- Written exercise: Omit the pictures and output every entry below exactly as written.

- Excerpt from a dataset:
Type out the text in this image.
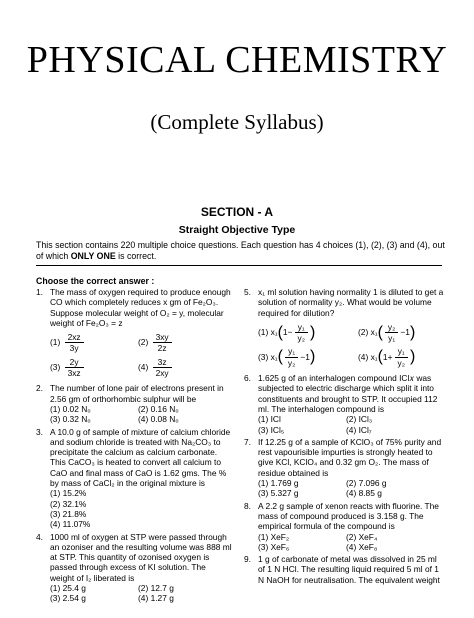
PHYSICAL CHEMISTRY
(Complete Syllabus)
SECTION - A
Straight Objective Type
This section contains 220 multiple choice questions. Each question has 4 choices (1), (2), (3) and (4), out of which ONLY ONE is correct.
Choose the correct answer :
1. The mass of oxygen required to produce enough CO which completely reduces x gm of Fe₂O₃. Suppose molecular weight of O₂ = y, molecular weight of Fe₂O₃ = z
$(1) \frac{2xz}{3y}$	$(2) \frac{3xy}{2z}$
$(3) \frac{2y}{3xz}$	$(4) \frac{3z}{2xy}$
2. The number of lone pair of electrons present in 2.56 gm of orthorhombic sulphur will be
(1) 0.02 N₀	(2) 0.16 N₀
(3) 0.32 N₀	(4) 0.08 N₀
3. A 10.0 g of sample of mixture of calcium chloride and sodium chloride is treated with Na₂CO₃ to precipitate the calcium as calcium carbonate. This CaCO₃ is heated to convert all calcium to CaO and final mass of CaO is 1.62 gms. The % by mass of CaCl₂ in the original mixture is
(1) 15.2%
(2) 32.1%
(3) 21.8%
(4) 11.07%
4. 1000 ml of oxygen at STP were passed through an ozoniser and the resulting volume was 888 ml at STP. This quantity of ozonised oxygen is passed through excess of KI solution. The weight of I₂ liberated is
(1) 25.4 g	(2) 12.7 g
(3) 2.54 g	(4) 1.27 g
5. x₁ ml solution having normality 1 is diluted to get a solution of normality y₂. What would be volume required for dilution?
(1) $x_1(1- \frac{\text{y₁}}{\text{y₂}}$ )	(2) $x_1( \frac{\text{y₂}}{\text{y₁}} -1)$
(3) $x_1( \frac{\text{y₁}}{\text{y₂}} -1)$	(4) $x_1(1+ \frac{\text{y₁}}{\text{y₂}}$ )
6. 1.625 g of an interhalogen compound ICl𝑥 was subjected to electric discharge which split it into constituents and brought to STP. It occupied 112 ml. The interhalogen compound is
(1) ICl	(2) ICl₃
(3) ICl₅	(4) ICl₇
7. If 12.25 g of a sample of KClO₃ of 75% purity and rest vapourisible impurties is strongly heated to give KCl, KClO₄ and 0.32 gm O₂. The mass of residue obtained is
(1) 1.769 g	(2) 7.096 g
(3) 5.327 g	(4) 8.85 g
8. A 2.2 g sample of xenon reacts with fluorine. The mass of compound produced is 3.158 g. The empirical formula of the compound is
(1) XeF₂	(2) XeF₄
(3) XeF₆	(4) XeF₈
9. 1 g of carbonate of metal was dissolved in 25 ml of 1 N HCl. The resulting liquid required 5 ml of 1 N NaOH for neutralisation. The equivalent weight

- Task result:
Type out the text in this image.
PHYSICAL CHEMISTRY
(Complete Syllabus)
SECTION - A
Straight Objective Type
This section contains 220 multiple choice questions. Each question has 4 choices (1), (2), (3) and (4), out of which ONLY ONE is correct.
Choose the correct answer :
1. The mass of oxygen required to produce enough CO which completely reduces x gm of Fe₂O₃. Suppose molecular weight of O₂ = y, molecular weight of Fe₂O₃ = z
$(1) \frac{2xz}{3y}$	$(2) \frac{3xy}{2z}$
$(3) \frac{2y}{3xz}$	$(4) \frac{3z}{2xy}$
2. The number of lone pair of electrons present in 2.56 gm of orthorhombic sulphur will be
(1) 0.02 N₀	(2) 0.16 N₀
(3) 0.32 N₀	(4) 0.08 N₀
3. A 10.0 g of sample of mixture of calcium chloride and sodium chloride is treated with Na₂CO₃ to precipitate the calcium as calcium carbonate. This CaCO₃ is heated to convert all calcium to CaO and final mass of CaO is 1.62 gms. The % by mass of CaCl₂ in the original mixture is
(1) 15.2%
(2) 32.1%
(3) 21.8%
(4) 11.07%
4. 1000 ml of oxygen at STP were passed through an ozoniser and the resulting volume was 888 ml at STP. This quantity of ozonised oxygen is passed through excess of KI solution. The weight of I₂ liberated is
(1) 25.4 g	(2) 12.7 g
(3) 2.54 g	(4) 1.27 g
5. x₁ ml solution having normality 1 is diluted to get a solution of normality y₂. What would be volume required for dilution?
(1) $x_1(1- \frac{\text{y₁}}{\text{y₂}}$ )	(2) $x_1( \frac{\text{y₂}}{\text{y₁}} -1)$
(3) $x_1( \frac{\text{y₁}}{\text{y₂}} -1)$	(4) $x_1(1+ \frac{\text{y₁}}{\text{y₂}}$ )
6. 1.625 g of an interhalogen compound ICl𝑥 was subjected to electric discharge which split it into constituents and brought to STP. It occupied 112 ml. The interhalogen compound is
(1) ICl	(2) ICl₃
(3) ICl₅	(4) ICl₇
7. If 12.25 g of a sample of KClO₃ of 75% purity and rest vapourisible impurties is strongly heated to give KCl, KClO₄ and 0.32 gm O₂. The mass of residue obtained is
(1) 1.769 g	(2) 7.096 g
(3) 5.327 g	(4) 8.85 g
8. A 2.2 g sample of xenon reacts with fluorine. The mass of compound produced is 3.158 g. The empirical formula of the compound is
(1) XeF₂	(2) XeF₄
(3) XeF₆	(4) XeF₈
9. 1 g of carbonate of metal was dissolved in 25 ml of 1 N HCl. The resulting liquid required 5 ml of 1 N NaOH for neutralisation. The equivalent weight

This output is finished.